• **What you are asked to do**:
Switch every "screenshot" in the material below to "screen capture", keeping all other text unchanged, and leave out the pictures.

(Layout dataset entries)
--- START ---

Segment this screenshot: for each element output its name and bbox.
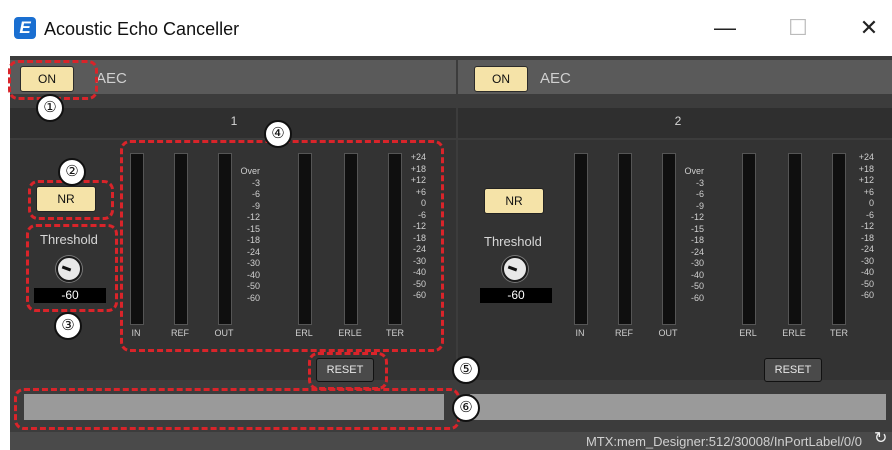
channel-2-scale-right: +24 +18 +12 +6 0 -6 -12 -18 -24 -30 -40 -50 -60 bbox=[846, 152, 874, 302]
channel-2-label-erl: ERL bbox=[739, 328, 757, 338]
channel-2-meter-out bbox=[662, 153, 676, 325]
channel-2-scale-left-tick: -18 bbox=[690, 235, 704, 245]
channel-2-scale-left-tick: -9 bbox=[695, 200, 704, 211]
channel-2-scale-right-tick: 0 bbox=[868, 198, 874, 208]
channel-2-threshold-knob[interactable] bbox=[502, 256, 528, 282]
channel-1-number: 1 bbox=[230, 114, 238, 128]
channel-2-nr-button[interactable]: NR bbox=[484, 188, 544, 214]
channel-2-scale-left: Over -3 -6 -9 -12 -15 -18 -24 -30 -40 -50 -60 bbox=[676, 166, 704, 304]
maximize-button[interactable]: ☐ bbox=[783, 17, 813, 39]
callout-4-box bbox=[120, 140, 444, 352]
channel-2-meter-erl bbox=[742, 153, 756, 325]
channel-2-scale-left-tick: -50 bbox=[690, 281, 704, 291]
channel-2-threshold-label: Threshold bbox=[484, 234, 542, 249]
channel-2-scale-left-tick: -3 bbox=[695, 177, 704, 188]
channel-2-meter-ter bbox=[832, 153, 846, 325]
channel-2-scale-left-tick: -30 bbox=[690, 258, 704, 268]
callout-2-number: ② bbox=[58, 158, 86, 186]
close-button[interactable]: ✕ bbox=[854, 17, 884, 39]
channel-2-scale-right-tick: -6 bbox=[865, 209, 874, 220]
channel-2-scale-left-tick: -24 bbox=[690, 246, 704, 257]
channel-2-scale-right-tick: +24 bbox=[858, 152, 874, 162]
channel-2-aec-label: AEC bbox=[540, 70, 571, 87]
callout-5-box bbox=[308, 352, 388, 390]
channel-2-scale-right-tick: -12 bbox=[860, 221, 874, 231]
callout-6-number: ⑥ bbox=[452, 394, 480, 422]
channel-2-bottom-bar bbox=[470, 394, 886, 420]
callout-6-box bbox=[14, 388, 460, 430]
channel-2-label-out: OUT bbox=[658, 328, 678, 338]
callout-5-number: ⑤ bbox=[452, 356, 480, 384]
channel-2-number: 2 bbox=[674, 114, 682, 128]
callout-3-number: ③ bbox=[54, 312, 82, 340]
channel-2-scale-right-tick: -60 bbox=[860, 290, 874, 300]
channel-2-scale-right-tick: -50 bbox=[860, 278, 874, 289]
channel-2-scale-left-tick: -60 bbox=[690, 292, 704, 303]
status-path: MTX:mem_Designer:512/30008/InPortLabel/0… bbox=[585, 434, 862, 449]
channel-2-scale-right-tick: +12 bbox=[858, 175, 874, 185]
channel-2-scale-right-tick: +6 bbox=[863, 186, 874, 197]
channel-2-scale-left-tick: -40 bbox=[690, 269, 704, 280]
app-icon: E bbox=[14, 17, 36, 39]
minimize-button[interactable]: — bbox=[710, 17, 740, 39]
channel-2-scale-right-tick: -24 bbox=[860, 244, 874, 254]
callout-3-box bbox=[26, 224, 118, 312]
channel-2-label-ter: TER bbox=[830, 328, 848, 338]
channel-2-scale-right-tick: -30 bbox=[860, 255, 874, 266]
refresh-icon[interactable]: ↻ bbox=[874, 428, 892, 447]
channel-2-label-ref: REF bbox=[615, 328, 633, 338]
window-title: Acoustic Echo Canceller bbox=[44, 19, 240, 39]
callout-4-number: ④ bbox=[264, 120, 292, 148]
channel-2-label-in: IN bbox=[575, 328, 585, 338]
channel-2-threshold-value[interactable]: -60 bbox=[480, 288, 552, 303]
channel-2-scale-right-tick: -40 bbox=[860, 267, 874, 277]
channel-2-meter-in bbox=[574, 153, 588, 325]
channel-2-reset-button[interactable]: RESET bbox=[764, 358, 822, 382]
channel-2-scale-left-tick: -15 bbox=[690, 223, 704, 234]
channel-2-label-erle: ERLE bbox=[782, 328, 806, 338]
callout-1-number: ① bbox=[36, 94, 64, 122]
channel-2-scale-left-tick: -6 bbox=[695, 189, 704, 199]
channel-2-scale-left-tick: Over bbox=[684, 166, 704, 176]
channel-2-meter-ref bbox=[618, 153, 632, 325]
channel-2-scale-left-tick: -12 bbox=[690, 212, 704, 222]
callout-2-box bbox=[28, 180, 114, 220]
channel-2-scale-right-tick: +18 bbox=[858, 163, 874, 174]
channel-2-meter-erle bbox=[788, 153, 802, 325]
channel-1-aec-label: AEC bbox=[96, 70, 127, 87]
channel-2-on-button[interactable]: ON bbox=[474, 66, 528, 92]
channel-2-scale-right-tick: -18 bbox=[860, 232, 874, 243]
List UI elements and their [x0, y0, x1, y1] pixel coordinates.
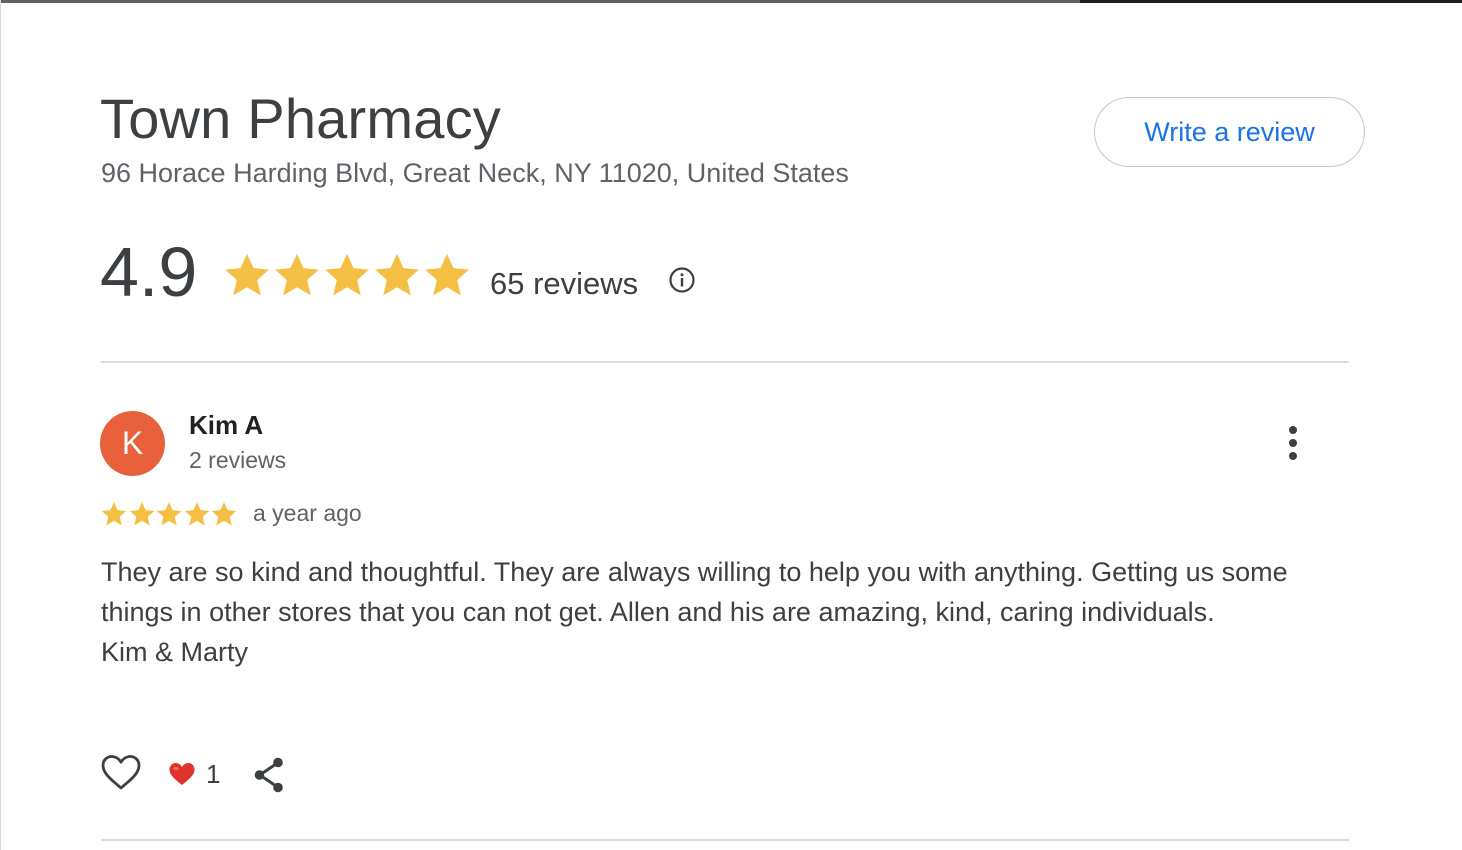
reaction-summary[interactable]: 1 — [168, 757, 220, 791]
review-rating-stars — [100, 500, 238, 528]
review-body: They are so kind and thoughtful. They ar… — [101, 552, 1301, 672]
reaction-count: 1 — [206, 758, 221, 789]
window-top-edge-dark — [1080, 0, 1462, 3]
star-icon — [275, 253, 319, 296]
star-icon — [325, 253, 369, 296]
star-icon — [425, 253, 469, 296]
overall-rating-stars — [222, 250, 472, 304]
star-icon — [101, 502, 127, 526]
review-divider — [101, 839, 1349, 841]
window-top-edge — [0, 0, 1462, 3]
overall-rating-value: 4.9 — [100, 233, 198, 311]
total-review-count: 65 reviews — [490, 266, 639, 301]
reviewer-review-count: 2 reviews — [189, 447, 287, 473]
star-icon — [156, 502, 182, 526]
share-icon[interactable] — [252, 756, 286, 794]
place-title: Town Pharmacy — [100, 87, 501, 150]
star-icon — [375, 253, 419, 296]
red-heart-emoji — [169, 763, 195, 785]
reviewer-name[interactable]: Kim A — [189, 410, 263, 441]
star-icon — [211, 502, 237, 526]
reviewer-avatar[interactable]: K — [100, 411, 165, 476]
star-icon — [184, 502, 209, 526]
heart-outline-icon[interactable] — [100, 752, 142, 794]
review-time: a year ago — [253, 500, 362, 526]
write-review-button[interactable]: Write a review — [1094, 97, 1365, 167]
info-circle-icon[interactable] — [667, 265, 697, 295]
section-divider — [101, 361, 1349, 363]
place-address: 96 Horace Harding Blvd, Great Neck, NY 1… — [101, 158, 849, 188]
window-left-edge — [0, 0, 1, 850]
star-icon — [225, 253, 269, 296]
review-text-paragraph: They are so kind and thoughtful. They ar… — [101, 557, 1288, 627]
review-text-signature: Kim & Marty — [101, 637, 249, 667]
more-vert-icon[interactable] — [1275, 422, 1311, 464]
star-icon — [129, 502, 154, 526]
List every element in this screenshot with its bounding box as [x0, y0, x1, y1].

--- END ---

• **Response to this task**:
Segment this screen capture: for each element output its name and bbox.
channel-2-scale-right: +24 +18 +12 +6 0 -6 -12 -18 -24 -30 -40 -50 -60 bbox=[846, 152, 874, 302]
channel-2-label-erl: ERL bbox=[739, 328, 757, 338]
channel-2-meter-out bbox=[662, 153, 676, 325]
channel-2-scale-left-tick: -18 bbox=[690, 235, 704, 245]
channel-2-scale-left-tick: -9 bbox=[695, 200, 704, 211]
channel-2-scale-right-tick: 0 bbox=[868, 198, 874, 208]
channel-2-threshold-knob[interactable] bbox=[502, 256, 528, 282]
channel-1-number: 1 bbox=[230, 114, 238, 128]
channel-2-nr-button[interactable]: NR bbox=[484, 188, 544, 214]
channel-2-scale-left: Over -3 -6 -9 -12 -15 -18 -24 -30 -40 -50 -60 bbox=[676, 166, 704, 304]
maximize-button[interactable]: ☐ bbox=[783, 17, 813, 39]
callout-4-box bbox=[120, 140, 444, 352]
channel-2-meter-erl bbox=[742, 153, 756, 325]
channel-2-scale-left-tick: -50 bbox=[690, 281, 704, 291]
channel-2-threshold-label: Threshold bbox=[484, 234, 542, 249]
channel-2-scale-left-tick: -3 bbox=[695, 177, 704, 188]
channel-2-meter-ter bbox=[832, 153, 846, 325]
channel-2-scale-left-tick: -30 bbox=[690, 258, 704, 268]
callout-2-number: ② bbox=[58, 158, 86, 186]
close-button[interactable]: ✕ bbox=[854, 17, 884, 39]
channel-2-scale-right-tick: -6 bbox=[865, 209, 874, 220]
channel-2-scale-left-tick: -24 bbox=[690, 246, 704, 257]
channel-2-scale-right-tick: +24 bbox=[858, 152, 874, 162]
channel-2-aec-label: AEC bbox=[540, 70, 571, 87]
callout-5-box bbox=[308, 352, 388, 390]
channel-2-scale-right-tick: -12 bbox=[860, 221, 874, 231]
callout-6-number: ⑥ bbox=[452, 394, 480, 422]
channel-2-bottom-bar bbox=[470, 394, 886, 420]
callout-6-box bbox=[14, 388, 460, 430]
channel-2-label-out: OUT bbox=[658, 328, 678, 338]
callout-5-number: ⑤ bbox=[452, 356, 480, 384]
channel-2-number: 2 bbox=[674, 114, 682, 128]
callout-3-number: ③ bbox=[54, 312, 82, 340]
channel-2-scale-right-tick: -60 bbox=[860, 290, 874, 300]
channel-2-scale-right-tick: -50 bbox=[860, 278, 874, 289]
channel-2-scale-left-tick: -60 bbox=[690, 292, 704, 303]
status-path: MTX:mem_Designer:512/30008/InPortLabel/0… bbox=[585, 434, 862, 449]
channel-2-scale-right-tick: +12 bbox=[858, 175, 874, 185]
channel-2-scale-right-tick: +6 bbox=[863, 186, 874, 197]
channel-2-scale-left-tick: -40 bbox=[690, 269, 704, 280]
app-icon: E bbox=[14, 17, 36, 39]
minimize-button[interactable]: — bbox=[710, 17, 740, 39]
channel-2-scale-right-tick: -24 bbox=[860, 244, 874, 254]
callout-3-box bbox=[26, 224, 118, 312]
channel-2-label-ter: TER bbox=[830, 328, 848, 338]
channel-2-scale-right-tick: -30 bbox=[860, 255, 874, 266]
refresh-icon[interactable]: ↻ bbox=[874, 428, 892, 447]
channel-2-label-ref: REF bbox=[615, 328, 633, 338]
window-title: Acoustic Echo Canceller bbox=[44, 19, 240, 39]
callout-4-number: ④ bbox=[264, 120, 292, 148]
channel-2-label-in: IN bbox=[575, 328, 585, 338]
channel-2-threshold-value[interactable]: -60 bbox=[480, 288, 552, 303]
channel-2-scale-right-tick: -40 bbox=[860, 267, 874, 277]
channel-2-meter-in bbox=[574, 153, 588, 325]
channel-2-reset-button[interactable]: RESET bbox=[764, 358, 822, 382]
channel-2-scale-left-tick: -15 bbox=[690, 223, 704, 234]
channel-2-label-erle: ERLE bbox=[782, 328, 806, 338]
callout-1-number: ① bbox=[36, 94, 64, 122]
channel-2-scale-left-tick: -6 bbox=[695, 189, 704, 199]
channel-2-scale-left-tick: Over bbox=[684, 166, 704, 176]
channel-2-meter-ref bbox=[618, 153, 632, 325]
channel-2-scale-left-tick: -12 bbox=[690, 212, 704, 222]
callout-2-box bbox=[28, 180, 114, 220]
channel-2-scale-right-tick: +18 bbox=[858, 163, 874, 174]
channel-2-meter-erle bbox=[788, 153, 802, 325]
channel-1-aec-label: AEC bbox=[96, 70, 127, 87]
channel-2-on-button[interactable]: ON bbox=[474, 66, 528, 92]
channel-2-scale-right-tick: -18 bbox=[860, 232, 874, 243]
List UI elements and their [x0, y0, x1, y1] pixel coordinates.
reaction-summary[interactable]: 1 — [168, 757, 220, 791]
review-rating-stars — [100, 500, 238, 528]
review-body: They are so kind and thoughtful. They ar… — [101, 552, 1301, 672]
reaction-count: 1 — [206, 758, 221, 789]
window-top-edge-dark — [1080, 0, 1462, 3]
star-icon — [275, 253, 319, 296]
star-icon — [325, 253, 369, 296]
star-icon — [425, 253, 469, 296]
overall-rating-stars — [222, 250, 472, 304]
star-icon — [101, 502, 127, 526]
review-divider — [101, 839, 1349, 841]
window-top-edge — [0, 0, 1462, 3]
overall-rating-value: 4.9 — [100, 233, 198, 311]
total-review-count: 65 reviews — [490, 266, 639, 301]
reviewer-review-count: 2 reviews — [189, 447, 287, 473]
star-icon — [156, 502, 182, 526]
share-icon[interactable] — [252, 756, 286, 794]
place-title: Town Pharmacy — [100, 87, 501, 150]
star-icon — [375, 253, 419, 296]
red-heart-emoji — [169, 763, 195, 785]
reviewer-name[interactable]: Kim A — [189, 410, 263, 441]
star-icon — [211, 502, 237, 526]
reviewer-avatar[interactable]: K — [100, 411, 165, 476]
star-icon — [184, 502, 209, 526]
heart-outline-icon[interactable] — [100, 752, 142, 794]
review-time: a year ago — [253, 500, 362, 526]
write-review-button[interactable]: Write a review — [1094, 97, 1365, 167]
info-circle-icon[interactable] — [667, 265, 697, 295]
section-divider — [101, 361, 1349, 363]
place-address: 96 Horace Harding Blvd, Great Neck, NY 1… — [101, 158, 849, 188]
window-left-edge — [0, 0, 1, 850]
star-icon — [225, 253, 269, 296]
review-text-paragraph: They are so kind and thoughtful. They ar… — [101, 557, 1288, 627]
review-text-signature: Kim & Marty — [101, 637, 249, 667]
more-vert-icon[interactable] — [1275, 422, 1311, 464]
star-icon — [129, 502, 154, 526]
List every element in this screen capture with its bounding box as [x0, y0, x1, y1].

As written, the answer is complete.